# RECORDS FOR PROCESSING
* BEGIN *

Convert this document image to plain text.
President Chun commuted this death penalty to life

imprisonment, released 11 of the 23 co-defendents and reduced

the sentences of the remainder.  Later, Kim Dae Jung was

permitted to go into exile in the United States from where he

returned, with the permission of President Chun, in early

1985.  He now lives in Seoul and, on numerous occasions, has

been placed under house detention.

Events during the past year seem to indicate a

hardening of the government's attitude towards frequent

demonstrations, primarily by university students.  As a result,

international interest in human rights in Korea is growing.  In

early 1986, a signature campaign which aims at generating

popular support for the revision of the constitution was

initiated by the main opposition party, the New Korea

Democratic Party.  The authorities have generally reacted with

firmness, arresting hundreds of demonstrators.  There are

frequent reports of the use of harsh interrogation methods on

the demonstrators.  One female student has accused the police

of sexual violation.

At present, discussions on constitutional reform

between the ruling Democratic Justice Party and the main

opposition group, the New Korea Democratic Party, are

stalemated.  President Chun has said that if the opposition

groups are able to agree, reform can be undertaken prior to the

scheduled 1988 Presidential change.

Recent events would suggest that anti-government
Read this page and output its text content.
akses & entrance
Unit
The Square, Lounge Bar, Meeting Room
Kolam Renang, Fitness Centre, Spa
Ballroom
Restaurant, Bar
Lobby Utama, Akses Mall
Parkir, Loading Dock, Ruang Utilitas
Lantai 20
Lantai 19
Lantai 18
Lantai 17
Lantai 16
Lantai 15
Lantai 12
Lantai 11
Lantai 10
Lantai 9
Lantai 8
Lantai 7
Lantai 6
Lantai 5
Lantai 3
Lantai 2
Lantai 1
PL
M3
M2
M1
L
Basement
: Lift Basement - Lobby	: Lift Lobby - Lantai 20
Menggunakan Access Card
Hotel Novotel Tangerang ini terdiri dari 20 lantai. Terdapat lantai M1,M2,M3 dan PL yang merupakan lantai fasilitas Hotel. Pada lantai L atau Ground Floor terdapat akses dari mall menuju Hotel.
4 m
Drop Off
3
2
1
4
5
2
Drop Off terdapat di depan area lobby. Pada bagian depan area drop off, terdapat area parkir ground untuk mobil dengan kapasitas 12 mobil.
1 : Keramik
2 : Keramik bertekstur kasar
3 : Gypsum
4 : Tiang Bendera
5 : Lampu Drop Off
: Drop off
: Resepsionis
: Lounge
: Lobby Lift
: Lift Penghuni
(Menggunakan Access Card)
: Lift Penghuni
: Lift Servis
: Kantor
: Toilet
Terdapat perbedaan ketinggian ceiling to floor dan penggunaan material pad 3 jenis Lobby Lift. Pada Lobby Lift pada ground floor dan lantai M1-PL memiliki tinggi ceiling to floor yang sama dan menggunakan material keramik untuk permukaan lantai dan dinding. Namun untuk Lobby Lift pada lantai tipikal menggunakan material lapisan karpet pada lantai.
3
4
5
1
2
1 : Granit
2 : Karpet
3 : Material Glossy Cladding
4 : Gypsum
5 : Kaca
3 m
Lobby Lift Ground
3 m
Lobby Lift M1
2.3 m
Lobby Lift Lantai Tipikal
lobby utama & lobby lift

* END *

# WORK TO DO
Your task is to repeat the data exactly; please include every line.

# ANSWER TO THE EXERCISE
Convert this document image to plain text.
President Chun commuted this death penalty to life

imprisonment, released 11 of the 23 co-defendents and reduced

the sentences of the remainder.  Later, Kim Dae Jung was

permitted to go into exile in the United States from where he

returned, with the permission of President Chun, in early

1985.  He now lives in Seoul and, on numerous occasions, has

been placed under house detention.

Events during the past year seem to indicate a

hardening of the government's attitude towards frequent

demonstrations, primarily by university students.  As a result,

international interest in human rights in Korea is growing.  In

early 1986, a signature campaign which aims at generating

popular support for the revision of the constitution was

initiated by the main opposition party, the New Korea

Democratic Party.  The authorities have generally reacted with

firmness, arresting hundreds of demonstrators.  There are

frequent reports of the use of harsh interrogation methods on

the demonstrators.  One female student has accused the police

of sexual violation.

At present, discussions on constitutional reform

between the ruling Democratic Justice Party and the main

opposition group, the New Korea Democratic Party, are

stalemated.  President Chun has said that if the opposition

groups are able to agree, reform can be undertaken prior to the

scheduled 1988 Presidential change.

Recent events would suggest that anti-government
Read this page and output its text content.
akses & entrance
Unit
The Square, Lounge Bar, Meeting Room
Kolam Renang, Fitness Centre, Spa
Ballroom
Restaurant, Bar
Lobby Utama, Akses Mall
Parkir, Loading Dock, Ruang Utilitas
Lantai 20
Lantai 19
Lantai 18
Lantai 17
Lantai 16
Lantai 15
Lantai 12
Lantai 11
Lantai 10
Lantai 9
Lantai 8
Lantai 7
Lantai 6
Lantai 5
Lantai 3
Lantai 2
Lantai 1
PL
M3
M2
M1
L
Basement
: Lift Basement - Lobby	: Lift Lobby - Lantai 20
Menggunakan Access Card
Hotel Novotel Tangerang ini terdiri dari 20 lantai. Terdapat lantai M1,M2,M3 dan PL yang merupakan lantai fasilitas Hotel. Pada lantai L atau Ground Floor terdapat akses dari mall menuju Hotel.
4 m
Drop Off
3
2
1
4
5
2
Drop Off terdapat di depan area lobby. Pada bagian depan area drop off, terdapat area parkir ground untuk mobil dengan kapasitas 12 mobil.
1 : Keramik
2 : Keramik bertekstur kasar
3 : Gypsum
4 : Tiang Bendera
5 : Lampu Drop Off
: Drop off
: Resepsionis
: Lounge
: Lobby Lift
: Lift Penghuni
(Menggunakan Access Card)
: Lift Penghuni
: Lift Servis
: Kantor
: Toilet
Terdapat perbedaan ketinggian ceiling to floor dan penggunaan material pad 3 jenis Lobby Lift. Pada Lobby Lift pada ground floor dan lantai M1-PL memiliki tinggi ceiling to floor yang sama dan menggunakan material keramik untuk permukaan lantai dan dinding. Namun untuk Lobby Lift pada lantai tipikal menggunakan material lapisan karpet pada lantai.
3
4
5
1
2
1 : Granit
2 : Karpet
3 : Material Glossy Cladding
4 : Gypsum
5 : Kaca
3 m
Lobby Lift Ground
3 m
Lobby Lift M1
2.3 m
Lobby Lift Lantai Tipikal
lobby utama & lobby lift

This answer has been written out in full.